* Start Exercise materials *
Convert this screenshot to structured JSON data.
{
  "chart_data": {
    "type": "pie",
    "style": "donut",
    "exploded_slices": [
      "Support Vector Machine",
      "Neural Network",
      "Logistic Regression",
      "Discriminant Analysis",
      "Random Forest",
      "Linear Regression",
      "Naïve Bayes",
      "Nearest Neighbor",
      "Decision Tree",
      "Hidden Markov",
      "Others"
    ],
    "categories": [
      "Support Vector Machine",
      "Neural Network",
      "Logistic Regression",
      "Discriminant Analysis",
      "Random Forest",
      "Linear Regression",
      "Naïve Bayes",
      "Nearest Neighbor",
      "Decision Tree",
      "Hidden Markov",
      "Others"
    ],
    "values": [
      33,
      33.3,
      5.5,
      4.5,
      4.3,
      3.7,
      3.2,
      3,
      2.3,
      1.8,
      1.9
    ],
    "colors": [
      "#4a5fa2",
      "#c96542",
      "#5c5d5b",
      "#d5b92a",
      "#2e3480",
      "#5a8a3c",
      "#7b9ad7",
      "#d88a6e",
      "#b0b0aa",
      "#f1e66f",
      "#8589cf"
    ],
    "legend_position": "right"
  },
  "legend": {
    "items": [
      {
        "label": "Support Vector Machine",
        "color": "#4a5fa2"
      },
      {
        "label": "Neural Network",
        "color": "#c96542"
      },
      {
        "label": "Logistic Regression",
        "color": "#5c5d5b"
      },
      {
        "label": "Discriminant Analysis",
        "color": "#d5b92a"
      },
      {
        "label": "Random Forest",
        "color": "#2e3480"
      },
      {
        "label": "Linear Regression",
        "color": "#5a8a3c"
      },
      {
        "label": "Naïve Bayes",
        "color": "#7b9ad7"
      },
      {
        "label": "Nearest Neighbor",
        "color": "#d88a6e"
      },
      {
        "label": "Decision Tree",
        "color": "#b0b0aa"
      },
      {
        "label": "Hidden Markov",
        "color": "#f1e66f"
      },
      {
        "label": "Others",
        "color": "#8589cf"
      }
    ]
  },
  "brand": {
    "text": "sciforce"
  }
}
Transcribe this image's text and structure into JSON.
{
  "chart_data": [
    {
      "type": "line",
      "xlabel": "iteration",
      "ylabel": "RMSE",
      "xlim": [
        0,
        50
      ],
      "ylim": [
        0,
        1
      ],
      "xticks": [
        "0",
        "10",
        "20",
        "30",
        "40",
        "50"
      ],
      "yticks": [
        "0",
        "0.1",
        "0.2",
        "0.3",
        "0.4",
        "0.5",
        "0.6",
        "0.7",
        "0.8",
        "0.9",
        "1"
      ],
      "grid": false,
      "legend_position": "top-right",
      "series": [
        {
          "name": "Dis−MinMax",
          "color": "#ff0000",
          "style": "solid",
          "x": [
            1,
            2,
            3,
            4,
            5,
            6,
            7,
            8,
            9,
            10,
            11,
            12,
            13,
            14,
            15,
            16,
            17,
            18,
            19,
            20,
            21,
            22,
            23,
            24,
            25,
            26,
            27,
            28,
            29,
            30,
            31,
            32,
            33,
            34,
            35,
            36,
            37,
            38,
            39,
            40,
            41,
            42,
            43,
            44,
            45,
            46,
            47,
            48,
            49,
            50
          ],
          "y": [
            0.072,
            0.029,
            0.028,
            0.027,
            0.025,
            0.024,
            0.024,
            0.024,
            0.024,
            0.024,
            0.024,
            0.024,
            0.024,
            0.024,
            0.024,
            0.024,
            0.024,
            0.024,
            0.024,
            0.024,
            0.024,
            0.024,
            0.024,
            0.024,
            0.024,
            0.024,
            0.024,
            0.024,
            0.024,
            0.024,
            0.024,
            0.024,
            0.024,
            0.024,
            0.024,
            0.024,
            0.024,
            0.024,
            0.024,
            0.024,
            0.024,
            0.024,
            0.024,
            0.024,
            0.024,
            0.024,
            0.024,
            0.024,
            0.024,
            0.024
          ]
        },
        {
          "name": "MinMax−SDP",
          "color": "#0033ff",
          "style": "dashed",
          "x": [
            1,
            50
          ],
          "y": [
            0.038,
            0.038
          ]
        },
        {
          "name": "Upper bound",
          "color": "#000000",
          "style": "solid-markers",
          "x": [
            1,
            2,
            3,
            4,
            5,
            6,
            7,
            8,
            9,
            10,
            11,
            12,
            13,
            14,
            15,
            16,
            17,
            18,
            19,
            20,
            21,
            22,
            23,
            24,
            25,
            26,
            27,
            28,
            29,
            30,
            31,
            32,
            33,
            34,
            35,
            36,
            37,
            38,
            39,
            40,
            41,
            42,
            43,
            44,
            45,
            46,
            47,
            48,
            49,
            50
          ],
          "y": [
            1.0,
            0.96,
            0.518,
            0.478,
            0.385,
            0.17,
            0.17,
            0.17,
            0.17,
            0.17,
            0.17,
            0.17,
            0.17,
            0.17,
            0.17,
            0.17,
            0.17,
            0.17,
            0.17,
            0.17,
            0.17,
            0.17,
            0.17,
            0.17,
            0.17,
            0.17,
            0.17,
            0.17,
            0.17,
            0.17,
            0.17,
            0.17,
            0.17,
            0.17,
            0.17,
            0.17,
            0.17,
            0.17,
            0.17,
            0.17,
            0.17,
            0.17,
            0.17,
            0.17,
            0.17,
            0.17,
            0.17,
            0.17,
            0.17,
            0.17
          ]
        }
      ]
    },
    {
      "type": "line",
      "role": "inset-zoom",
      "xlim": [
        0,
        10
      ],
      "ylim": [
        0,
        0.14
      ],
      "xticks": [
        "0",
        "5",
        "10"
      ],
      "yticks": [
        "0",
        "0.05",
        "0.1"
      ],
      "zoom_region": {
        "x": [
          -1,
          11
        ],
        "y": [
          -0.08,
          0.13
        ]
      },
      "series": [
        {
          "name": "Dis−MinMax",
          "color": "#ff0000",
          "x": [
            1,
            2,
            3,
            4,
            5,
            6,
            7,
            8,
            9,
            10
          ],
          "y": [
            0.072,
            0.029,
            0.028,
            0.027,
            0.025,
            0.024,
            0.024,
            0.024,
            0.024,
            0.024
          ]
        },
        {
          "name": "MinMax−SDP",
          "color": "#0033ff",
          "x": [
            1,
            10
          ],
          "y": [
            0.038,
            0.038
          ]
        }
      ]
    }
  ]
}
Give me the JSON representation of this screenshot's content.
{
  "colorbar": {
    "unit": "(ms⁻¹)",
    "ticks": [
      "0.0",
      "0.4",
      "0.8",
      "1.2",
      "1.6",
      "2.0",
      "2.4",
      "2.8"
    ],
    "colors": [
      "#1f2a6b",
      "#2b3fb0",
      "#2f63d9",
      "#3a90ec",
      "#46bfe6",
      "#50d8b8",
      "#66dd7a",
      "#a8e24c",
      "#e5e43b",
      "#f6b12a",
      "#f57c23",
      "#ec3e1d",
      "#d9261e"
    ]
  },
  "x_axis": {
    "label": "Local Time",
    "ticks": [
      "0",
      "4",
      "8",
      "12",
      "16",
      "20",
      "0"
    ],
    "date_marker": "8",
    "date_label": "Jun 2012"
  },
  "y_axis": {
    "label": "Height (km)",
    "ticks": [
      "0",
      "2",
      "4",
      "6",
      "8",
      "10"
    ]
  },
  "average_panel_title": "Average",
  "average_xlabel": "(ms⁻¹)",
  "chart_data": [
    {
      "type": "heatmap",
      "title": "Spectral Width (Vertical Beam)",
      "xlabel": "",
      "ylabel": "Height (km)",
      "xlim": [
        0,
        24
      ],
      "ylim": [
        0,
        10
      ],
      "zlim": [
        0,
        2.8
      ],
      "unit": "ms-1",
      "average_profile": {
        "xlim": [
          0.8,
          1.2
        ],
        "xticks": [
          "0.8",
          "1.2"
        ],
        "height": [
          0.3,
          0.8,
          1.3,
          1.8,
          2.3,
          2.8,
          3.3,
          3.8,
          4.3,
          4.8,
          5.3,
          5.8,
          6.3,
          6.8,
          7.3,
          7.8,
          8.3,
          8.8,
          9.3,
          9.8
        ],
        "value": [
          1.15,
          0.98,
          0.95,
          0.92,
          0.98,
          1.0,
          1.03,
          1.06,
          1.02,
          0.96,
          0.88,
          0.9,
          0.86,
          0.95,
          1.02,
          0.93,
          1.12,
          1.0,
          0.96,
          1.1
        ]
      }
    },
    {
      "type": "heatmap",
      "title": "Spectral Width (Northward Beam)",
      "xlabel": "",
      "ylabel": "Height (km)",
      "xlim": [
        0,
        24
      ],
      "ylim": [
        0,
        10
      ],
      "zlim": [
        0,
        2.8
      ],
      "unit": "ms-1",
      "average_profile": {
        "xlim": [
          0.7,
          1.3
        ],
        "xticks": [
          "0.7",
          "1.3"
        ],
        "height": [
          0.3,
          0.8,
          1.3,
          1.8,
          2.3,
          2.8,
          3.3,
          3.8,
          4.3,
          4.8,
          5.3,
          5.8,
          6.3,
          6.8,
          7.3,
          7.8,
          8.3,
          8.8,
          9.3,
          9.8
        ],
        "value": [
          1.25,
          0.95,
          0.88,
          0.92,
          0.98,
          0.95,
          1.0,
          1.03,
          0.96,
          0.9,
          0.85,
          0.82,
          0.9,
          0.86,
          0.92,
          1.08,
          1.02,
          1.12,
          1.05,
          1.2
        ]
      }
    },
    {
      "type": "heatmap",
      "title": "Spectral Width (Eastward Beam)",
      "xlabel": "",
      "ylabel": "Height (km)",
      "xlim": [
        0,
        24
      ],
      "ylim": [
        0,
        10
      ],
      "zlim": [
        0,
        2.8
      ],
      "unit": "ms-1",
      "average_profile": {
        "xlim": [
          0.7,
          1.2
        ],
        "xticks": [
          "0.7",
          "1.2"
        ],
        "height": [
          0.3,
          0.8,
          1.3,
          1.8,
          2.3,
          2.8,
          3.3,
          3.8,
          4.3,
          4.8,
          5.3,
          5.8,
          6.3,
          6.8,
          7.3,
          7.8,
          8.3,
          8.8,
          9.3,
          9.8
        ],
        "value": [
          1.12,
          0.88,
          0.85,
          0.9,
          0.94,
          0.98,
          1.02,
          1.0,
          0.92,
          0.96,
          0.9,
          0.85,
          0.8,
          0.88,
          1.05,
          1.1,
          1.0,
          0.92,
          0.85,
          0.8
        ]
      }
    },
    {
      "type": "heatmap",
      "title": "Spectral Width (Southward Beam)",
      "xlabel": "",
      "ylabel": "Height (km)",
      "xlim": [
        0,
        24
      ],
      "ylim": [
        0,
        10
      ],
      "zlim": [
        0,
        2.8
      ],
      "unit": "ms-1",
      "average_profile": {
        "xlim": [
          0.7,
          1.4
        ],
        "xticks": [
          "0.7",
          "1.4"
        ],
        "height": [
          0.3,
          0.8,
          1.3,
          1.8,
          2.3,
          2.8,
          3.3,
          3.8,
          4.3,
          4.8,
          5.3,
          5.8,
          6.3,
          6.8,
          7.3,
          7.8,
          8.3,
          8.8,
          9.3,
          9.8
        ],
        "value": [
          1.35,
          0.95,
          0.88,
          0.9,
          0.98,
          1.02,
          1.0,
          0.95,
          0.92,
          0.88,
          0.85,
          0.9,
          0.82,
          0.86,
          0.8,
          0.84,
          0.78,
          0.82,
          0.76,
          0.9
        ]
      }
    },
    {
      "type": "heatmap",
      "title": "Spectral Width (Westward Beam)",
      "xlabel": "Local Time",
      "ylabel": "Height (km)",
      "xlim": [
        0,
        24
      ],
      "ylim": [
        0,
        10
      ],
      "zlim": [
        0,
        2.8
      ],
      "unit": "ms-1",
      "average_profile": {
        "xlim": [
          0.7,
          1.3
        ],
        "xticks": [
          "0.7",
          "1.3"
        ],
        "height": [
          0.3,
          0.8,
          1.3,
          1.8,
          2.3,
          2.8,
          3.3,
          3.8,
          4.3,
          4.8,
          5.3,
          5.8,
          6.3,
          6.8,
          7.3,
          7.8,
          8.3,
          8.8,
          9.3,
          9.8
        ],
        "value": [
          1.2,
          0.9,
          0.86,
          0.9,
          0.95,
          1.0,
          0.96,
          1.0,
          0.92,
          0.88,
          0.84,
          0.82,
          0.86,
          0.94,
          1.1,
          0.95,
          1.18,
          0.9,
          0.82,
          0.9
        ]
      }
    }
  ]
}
* End Exercise materials *
§ **Your task**: Check each line in the listing above for the string "screenshot", then report how many lines contain it, with no other text.

§ **The solution**: 2